YOUR OBJECTIVE:
Print all the entries verbatim.

MATERIAL SHOWN:
========================================================================
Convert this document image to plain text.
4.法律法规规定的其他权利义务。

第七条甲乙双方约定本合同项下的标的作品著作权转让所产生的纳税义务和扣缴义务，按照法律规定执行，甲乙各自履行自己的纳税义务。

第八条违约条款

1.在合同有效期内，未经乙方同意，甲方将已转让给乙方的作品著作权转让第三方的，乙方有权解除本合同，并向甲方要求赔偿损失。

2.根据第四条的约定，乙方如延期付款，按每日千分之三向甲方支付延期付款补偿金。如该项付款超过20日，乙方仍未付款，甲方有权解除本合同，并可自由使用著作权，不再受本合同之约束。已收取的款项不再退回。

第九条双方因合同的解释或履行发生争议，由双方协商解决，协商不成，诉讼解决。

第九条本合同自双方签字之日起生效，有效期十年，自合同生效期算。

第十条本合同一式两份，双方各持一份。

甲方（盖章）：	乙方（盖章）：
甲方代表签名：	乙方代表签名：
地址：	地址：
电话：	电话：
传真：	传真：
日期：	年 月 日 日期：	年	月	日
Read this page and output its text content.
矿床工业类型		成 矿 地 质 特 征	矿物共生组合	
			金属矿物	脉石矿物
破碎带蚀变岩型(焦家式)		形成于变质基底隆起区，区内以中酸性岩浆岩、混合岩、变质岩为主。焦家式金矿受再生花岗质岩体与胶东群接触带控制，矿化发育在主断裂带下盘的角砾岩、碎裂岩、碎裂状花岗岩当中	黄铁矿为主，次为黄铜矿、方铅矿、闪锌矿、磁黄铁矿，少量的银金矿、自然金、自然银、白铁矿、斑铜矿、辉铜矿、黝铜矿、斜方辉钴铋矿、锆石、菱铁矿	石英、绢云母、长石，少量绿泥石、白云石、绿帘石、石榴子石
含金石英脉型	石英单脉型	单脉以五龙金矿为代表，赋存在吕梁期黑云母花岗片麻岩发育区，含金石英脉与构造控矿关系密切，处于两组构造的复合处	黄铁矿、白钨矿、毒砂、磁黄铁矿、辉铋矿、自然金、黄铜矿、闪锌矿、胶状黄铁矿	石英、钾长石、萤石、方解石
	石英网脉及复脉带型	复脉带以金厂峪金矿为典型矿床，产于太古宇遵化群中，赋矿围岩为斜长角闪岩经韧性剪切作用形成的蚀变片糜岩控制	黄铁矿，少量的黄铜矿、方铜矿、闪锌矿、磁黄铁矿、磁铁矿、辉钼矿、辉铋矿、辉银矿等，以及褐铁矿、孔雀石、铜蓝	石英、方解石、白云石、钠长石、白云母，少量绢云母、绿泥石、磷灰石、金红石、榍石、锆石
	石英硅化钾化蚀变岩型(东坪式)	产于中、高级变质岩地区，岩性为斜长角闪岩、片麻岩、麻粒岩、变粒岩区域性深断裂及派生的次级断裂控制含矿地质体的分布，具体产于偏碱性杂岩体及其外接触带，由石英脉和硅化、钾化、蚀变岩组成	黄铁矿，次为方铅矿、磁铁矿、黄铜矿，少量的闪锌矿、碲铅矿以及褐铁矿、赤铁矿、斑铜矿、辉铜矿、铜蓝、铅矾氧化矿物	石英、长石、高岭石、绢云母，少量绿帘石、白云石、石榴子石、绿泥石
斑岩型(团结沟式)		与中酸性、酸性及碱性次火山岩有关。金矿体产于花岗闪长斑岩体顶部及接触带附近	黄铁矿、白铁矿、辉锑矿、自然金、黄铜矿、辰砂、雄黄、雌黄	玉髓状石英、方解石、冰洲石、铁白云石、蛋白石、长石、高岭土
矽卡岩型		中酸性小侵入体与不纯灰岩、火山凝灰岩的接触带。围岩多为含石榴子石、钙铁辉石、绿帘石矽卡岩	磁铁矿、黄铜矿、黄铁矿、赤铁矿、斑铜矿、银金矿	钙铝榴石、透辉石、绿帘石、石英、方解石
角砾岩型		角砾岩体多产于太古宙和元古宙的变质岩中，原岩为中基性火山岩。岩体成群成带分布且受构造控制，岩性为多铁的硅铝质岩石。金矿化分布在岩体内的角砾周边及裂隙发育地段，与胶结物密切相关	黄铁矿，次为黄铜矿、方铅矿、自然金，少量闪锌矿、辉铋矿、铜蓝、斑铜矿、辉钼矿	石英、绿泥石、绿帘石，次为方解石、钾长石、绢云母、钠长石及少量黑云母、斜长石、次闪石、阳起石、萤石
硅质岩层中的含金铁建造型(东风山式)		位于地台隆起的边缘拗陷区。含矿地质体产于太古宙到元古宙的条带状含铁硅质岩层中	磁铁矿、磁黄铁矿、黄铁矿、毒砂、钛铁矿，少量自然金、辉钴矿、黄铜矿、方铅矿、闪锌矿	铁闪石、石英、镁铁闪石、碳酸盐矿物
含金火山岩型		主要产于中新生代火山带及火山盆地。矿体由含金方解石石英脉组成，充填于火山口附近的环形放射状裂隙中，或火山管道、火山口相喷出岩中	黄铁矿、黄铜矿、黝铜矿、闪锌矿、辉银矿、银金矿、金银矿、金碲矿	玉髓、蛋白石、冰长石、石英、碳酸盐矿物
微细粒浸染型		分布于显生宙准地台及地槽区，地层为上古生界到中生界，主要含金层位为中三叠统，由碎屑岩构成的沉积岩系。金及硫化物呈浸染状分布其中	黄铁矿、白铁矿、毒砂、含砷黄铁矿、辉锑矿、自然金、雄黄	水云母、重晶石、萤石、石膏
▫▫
========================================================================
ANSWER:
Convert this document image to plain text.
4.法律法规规定的其他权利义务。

第七条甲乙双方约定本合同项下的标的作品著作权转让所产生的纳税义务和扣缴义务，按照法律规定执行，甲乙各自履行自己的纳税义务。

第八条违约条款

1.在合同有效期内，未经乙方同意，甲方将已转让给乙方的作品著作权转让第三方的，乙方有权解除本合同，并向甲方要求赔偿损失。

2.根据第四条的约定，乙方如延期付款，按每日千分之三向甲方支付延期付款补偿金。如该项付款超过20日，乙方仍未付款，甲方有权解除本合同，并可自由使用著作权，不再受本合同之约束。已收取的款项不再退回。

第九条双方因合同的解释或履行发生争议，由双方协商解决，协商不成，诉讼解决。

第九条本合同自双方签字之日起生效，有效期十年，自合同生效期算。

第十条本合同一式两份，双方各持一份。

甲方（盖章）：	乙方（盖章）：
甲方代表签名：	乙方代表签名：
地址：	地址：
电话：	电话：
传真：	传真：
日期：	年 月 日 日期：	年	月	日
Read this page and output its text content.
矿床工业类型		成 矿 地 质 特 征	矿物共生组合	
			金属矿物	脉石矿物
破碎带蚀变岩型(焦家式)		形成于变质基底隆起区，区内以中酸性岩浆岩、混合岩、变质岩为主。焦家式金矿受再生花岗质岩体与胶东群接触带控制，矿化发育在主断裂带下盘的角砾岩、碎裂岩、碎裂状花岗岩当中	黄铁矿为主，次为黄铜矿、方铅矿、闪锌矿、磁黄铁矿，少量的银金矿、自然金、自然银、白铁矿、斑铜矿、辉铜矿、黝铜矿、斜方辉钴铋矿、锆石、菱铁矿	石英、绢云母、长石，少量绿泥石、白云石、绿帘石、石榴子石
含金石英脉型	石英单脉型	单脉以五龙金矿为代表，赋存在吕梁期黑云母花岗片麻岩发育区，含金石英脉与构造控矿关系密切，处于两组构造的复合处	黄铁矿、白钨矿、毒砂、磁黄铁矿、辉铋矿、自然金、黄铜矿、闪锌矿、胶状黄铁矿	石英、钾长石、萤石、方解石
	石英网脉及复脉带型	复脉带以金厂峪金矿为典型矿床，产于太古宇遵化群中，赋矿围岩为斜长角闪岩经韧性剪切作用形成的蚀变片糜岩控制	黄铁矿，少量的黄铜矿、方铜矿、闪锌矿、磁黄铁矿、磁铁矿、辉钼矿、辉铋矿、辉银矿等，以及褐铁矿、孔雀石、铜蓝	石英、方解石、白云石、钠长石、白云母，少量绢云母、绿泥石、磷灰石、金红石、榍石、锆石
	石英硅化钾化蚀变岩型(东坪式)	产于中、高级变质岩地区，岩性为斜长角闪岩、片麻岩、麻粒岩、变粒岩区域性深断裂及派生的次级断裂控制含矿地质体的分布，具体产于偏碱性杂岩体及其外接触带，由石英脉和硅化、钾化、蚀变岩组成	黄铁矿，次为方铅矿、磁铁矿、黄铜矿，少量的闪锌矿、碲铅矿以及褐铁矿、赤铁矿、斑铜矿、辉铜矿、铜蓝、铅矾氧化矿物	石英、长石、高岭石、绢云母，少量绿帘石、白云石、石榴子石、绿泥石
斑岩型(团结沟式)		与中酸性、酸性及碱性次火山岩有关。金矿体产于花岗闪长斑岩体顶部及接触带附近	黄铁矿、白铁矿、辉锑矿、自然金、黄铜矿、辰砂、雄黄、雌黄	玉髓状石英、方解石、冰洲石、铁白云石、蛋白石、长石、高岭土
矽卡岩型		中酸性小侵入体与不纯灰岩、火山凝灰岩的接触带。围岩多为含石榴子石、钙铁辉石、绿帘石矽卡岩	磁铁矿、黄铜矿、黄铁矿、赤铁矿、斑铜矿、银金矿	钙铝榴石、透辉石、绿帘石、石英、方解石
角砾岩型		角砾岩体多产于太古宙和元古宙的变质岩中，原岩为中基性火山岩。岩体成群成带分布且受构造控制，岩性为多铁的硅铝质岩石。金矿化分布在岩体内的角砾周边及裂隙发育地段，与胶结物密切相关	黄铁矿，次为黄铜矿、方铅矿、自然金，少量闪锌矿、辉铋矿、铜蓝、斑铜矿、辉钼矿	石英、绿泥石、绿帘石，次为方解石、钾长石、绢云母、钠长石及少量黑云母、斜长石、次闪石、阳起石、萤石
硅质岩层中的含金铁建造型(东风山式)		位于地台隆起的边缘拗陷区。含矿地质体产于太古宙到元古宙的条带状含铁硅质岩层中	磁铁矿、磁黄铁矿、黄铁矿、毒砂、钛铁矿，少量自然金、辉钴矿、黄铜矿、方铅矿、闪锌矿	铁闪石、石英、镁铁闪石、碳酸盐矿物
含金火山岩型		主要产于中新生代火山带及火山盆地。矿体由含金方解石石英脉组成，充填于火山口附近的环形放射状裂隙中，或火山管道、火山口相喷出岩中	黄铁矿、黄铜矿、黝铜矿、闪锌矿、辉银矿、银金矿、金银矿、金碲矿	玉髓、蛋白石、冰长石、石英、碳酸盐矿物
微细粒浸染型		分布于显生宙准地台及地槽区，地层为上古生界到中生界，主要含金层位为中三叠统，由碎屑岩构成的沉积岩系。金及硫化物呈浸染状分布其中	黄铁矿、白铁矿、毒砂、含砷黄铁矿、辉锑矿、自然金、雄黄	水云母、重晶石、萤石、石膏
▫▫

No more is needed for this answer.